Listed entries:
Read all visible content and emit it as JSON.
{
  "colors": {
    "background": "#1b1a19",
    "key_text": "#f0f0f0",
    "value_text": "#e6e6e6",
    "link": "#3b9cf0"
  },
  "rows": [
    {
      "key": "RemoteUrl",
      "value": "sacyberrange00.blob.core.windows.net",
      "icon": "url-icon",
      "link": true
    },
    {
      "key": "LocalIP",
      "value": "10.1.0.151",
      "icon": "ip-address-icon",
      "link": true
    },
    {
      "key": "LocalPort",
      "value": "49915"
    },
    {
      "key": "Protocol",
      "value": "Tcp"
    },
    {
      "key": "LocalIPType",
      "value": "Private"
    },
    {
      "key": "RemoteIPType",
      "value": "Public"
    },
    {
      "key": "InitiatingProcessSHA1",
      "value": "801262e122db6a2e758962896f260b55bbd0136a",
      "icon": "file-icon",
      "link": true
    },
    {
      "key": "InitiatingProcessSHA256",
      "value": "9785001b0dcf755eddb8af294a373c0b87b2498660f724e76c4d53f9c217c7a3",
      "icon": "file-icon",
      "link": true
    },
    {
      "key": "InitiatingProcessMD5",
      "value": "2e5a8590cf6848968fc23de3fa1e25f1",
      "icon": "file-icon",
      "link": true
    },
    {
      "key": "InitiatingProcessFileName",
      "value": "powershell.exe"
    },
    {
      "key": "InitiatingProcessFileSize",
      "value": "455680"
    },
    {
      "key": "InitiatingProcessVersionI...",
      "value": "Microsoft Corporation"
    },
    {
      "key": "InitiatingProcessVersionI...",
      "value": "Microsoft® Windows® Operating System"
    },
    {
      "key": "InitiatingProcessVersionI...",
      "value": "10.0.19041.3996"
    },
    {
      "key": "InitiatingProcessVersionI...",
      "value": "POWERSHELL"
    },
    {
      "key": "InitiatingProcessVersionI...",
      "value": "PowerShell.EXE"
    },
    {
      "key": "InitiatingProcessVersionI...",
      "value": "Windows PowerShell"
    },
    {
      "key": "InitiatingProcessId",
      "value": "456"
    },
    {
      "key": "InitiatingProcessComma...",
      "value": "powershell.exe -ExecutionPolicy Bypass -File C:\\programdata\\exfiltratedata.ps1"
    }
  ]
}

Your instructions: Print all the data exactly.

In response:
Read all visible content and emit it as JSON.
{
  "colors": {
    "background": "#1b1a19",
    "key_text": "#f0f0f0",
    "value_text": "#e6e6e6",
    "link": "#3b9cf0"
  },
  "rows": [
    {
      "key": "RemoteUrl",
      "value": "sacyberrange00.blob.core.windows.net",
      "icon": "url-icon",
      "link": true
    },
    {
      "key": "LocalIP",
      "value": "10.1.0.151",
      "icon": "ip-address-icon",
      "link": true
    },
    {
      "key": "LocalPort",
      "value": "49915"
    },
    {
      "key": "Protocol",
      "value": "Tcp"
    },
    {
      "key": "LocalIPType",
      "value": "Private"
    },
    {
      "key": "RemoteIPType",
      "value": "Public"
    },
    {
      "key": "InitiatingProcessSHA1",
      "value": "801262e122db6a2e758962896f260b55bbd0136a",
      "icon": "file-icon",
      "link": true
    },
    {
      "key": "InitiatingProcessSHA256",
      "value": "9785001b0dcf755eddb8af294a373c0b87b2498660f724e76c4d53f9c217c7a3",
      "icon": "file-icon",
      "link": true
    },
    {
      "key": "InitiatingProcessMD5",
      "value": "2e5a8590cf6848968fc23de3fa1e25f1",
      "icon": "file-icon",
      "link": true
    },
    {
      "key": "InitiatingProcessFileName",
      "value": "powershell.exe"
    },
    {
      "key": "InitiatingProcessFileSize",
      "value": "455680"
    },
    {
      "key": "InitiatingProcessVersionI...",
      "value": "Microsoft Corporation"
    },
    {
      "key": "InitiatingProcessVersionI...",
      "value": "Microsoft® Windows® Operating System"
    },
    {
      "key": "InitiatingProcessVersionI...",
      "value": "10.0.19041.3996"
    },
    {
      "key": "InitiatingProcessVersionI...",
      "value": "POWERSHELL"
    },
    {
      "key": "InitiatingProcessVersionI...",
      "value": "PowerShell.EXE"
    },
    {
      "key": "InitiatingProcessVersionI...",
      "value": "Windows PowerShell"
    },
    {
      "key": "InitiatingProcessId",
      "value": "456"
    },
    {
      "key": "InitiatingProcessComma...",
      "value": "powershell.exe -ExecutionPolicy Bypass -File C:\\programdata\\exfiltratedata.ps1"
    }
  ]
}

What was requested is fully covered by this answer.